Max Judd Tries to Intercept US Title, 1904

  • With US Champion Harry Nelson Pillsbury ill and dying, Max Judd tried to arrange the Seventh American Chess Congress in Saint Louis in 1904, with the stipulation that the US title be awarded to the winner.

  • Judd disputed Pillsbury's ownership of the title by challenging the legitimacy of the the whole succession since the time of Mackenzie, disputing Lipschutz's claim to have acquired the title at New York 1889, and everything that had happened since then.

  • Pillsbury, from bed objected to Judd's plans, and prevailed on his friend, the lawyer Walter Penn Shipley to intercede.

  • Press and public against him, Judd's claim went nowhere.

  • Judd's tournament was held anyway, and said to be for "The United States Tourney Championship", a title explicitly said to have no relation to the United States Championship title held by Harry Nelson Pillsbury. (NOTE: Some of my sources say that this didn't happen until after the fact, and that Marshall was actually named US Champion at the conclusion of this tournament, but that he didn't accept it as valid. I'm not sure what the truth of this is yet, or under what circumstances the Capablanca-Marshall match was arranged as being for the US Championship.

  • The tournament was won by Frank Marshall, kissing goodbye to Judd's remaining hopes. The United States Tourney Championship, as something existing separately from the US Title, was forgotten perhaps even faster than Siegbert Tarrasch's 1907 "World Tournament Champion" title.

  • The Crosstable from Judd's tournament: 7th American Chess Congress
    Saint Louis, 1904
                    1 2 3 4 5 6 7 8 9 0
     1. Marshall    x 1 1 1 1 1 1 1 ½ W   8½- ½
     2. Judd        0 x 0 1 1 1 W 1 1 1   7 -2
     3. Uedemann    0 1 x W 1 1 0 0 1 W   6 -3
     4. Kemeny      0 0 L x 1 W 1 0 1 W   5 -4
     5. Schrader    0 0 0 0 x ½ 1 1 1 1   4½-4½
     6. Eisenberg   0 0 0 L ½ x 1 1 1 1   4½-4½
     7. Jaffe       0 L 1 0 0 0 x W 1 1   4 -5
     8. Schwietzer  0 0 1 1 0 0 L x 0 W   3 -6
     9. Mlotkowski  ½ 0 0 0 0 0 0 1 x 1   2½-6½
    10. Schrader    L 0 L L 0 0 0 L 0 x   0 -9

  • Presented below is a written exchange between Judd and Walter Shipley, which is extremely informative in showing how the history of the US Title was regarded at this time in history.

    Judd's Letter to Pillsbury
    St. Louis, Mo., September 30, 1904
    Mr. Harry Nelson Pillsbury

    Sir, Your letter of the 28th received. You are unnecessarily excited about nothing. You seem to think, and you wrote so, that I wished to rob you of your well-earned titles, and this is not so. If anyone is entitled to being called the champion of the United States it is H. N. Pillsbury; but what I maintain is this, that beating Showalter and Barry, etc., never entitled you to the championship, for Showalter, when he played you, was not champion of the United States.

(What to do):
Transcribe, word for word, the portion of the account of Max Judd's 1904 bid for the US chess title from "Sir, Your letter" to "the United States.".

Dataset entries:
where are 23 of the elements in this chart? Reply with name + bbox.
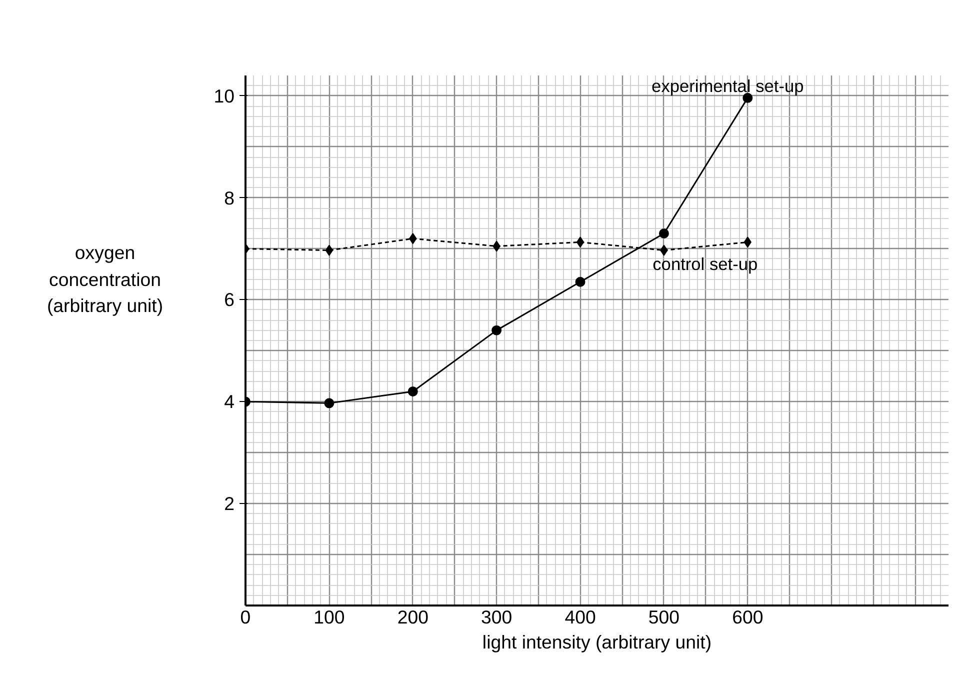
point	[575, 276, 586, 287]
point	[658, 228, 669, 238]
point	[324, 398, 334, 408]
point	[576, 236, 584, 248]
x-tick-label: 600	[732, 606, 764, 628]
point	[492, 325, 502, 336]
series-label: control set-up	[652, 254, 758, 274]
x-tick-label: 400	[564, 606, 596, 628]
point	[325, 244, 334, 256]
y-tick-label: 4	[224, 391, 235, 412]
x-axis-title: light intensity (arbitrary unit)	[482, 632, 712, 652]
y-tick-label: 8	[224, 187, 235, 208]
x-tick-label: 500	[648, 606, 680, 628]
x-tick-label: 0	[240, 606, 251, 628]
y-tick-label: 2	[224, 493, 235, 514]
x-tick-label: 200	[397, 606, 428, 628]
point	[408, 386, 418, 396]
y-tick-label: 6	[224, 289, 235, 310]
y-tick-label: 10	[214, 85, 235, 106]
x-tick-label: 300	[481, 606, 512, 628]
series-label: experimental set-up	[652, 76, 804, 96]
x-tick-label: 100	[314, 606, 345, 628]
y-axis-title: oxygen concentration (arbitrary unit)	[46, 241, 164, 318]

(Answer to the problem):
Sir, Your letter of the 28th received. You are unnecessarily excited about nothing. You seem to think, and you wrote so, that I wished to rob you of your well-earned titles, and this is not so. If anyone is entitled to being called the champion of the United States it is H. N. Pillsbury; but what I maintain is this, that beating Showalter and Barry, etc., never entitled you to the championship, for Showalter, when he played you, was not champion of the United States.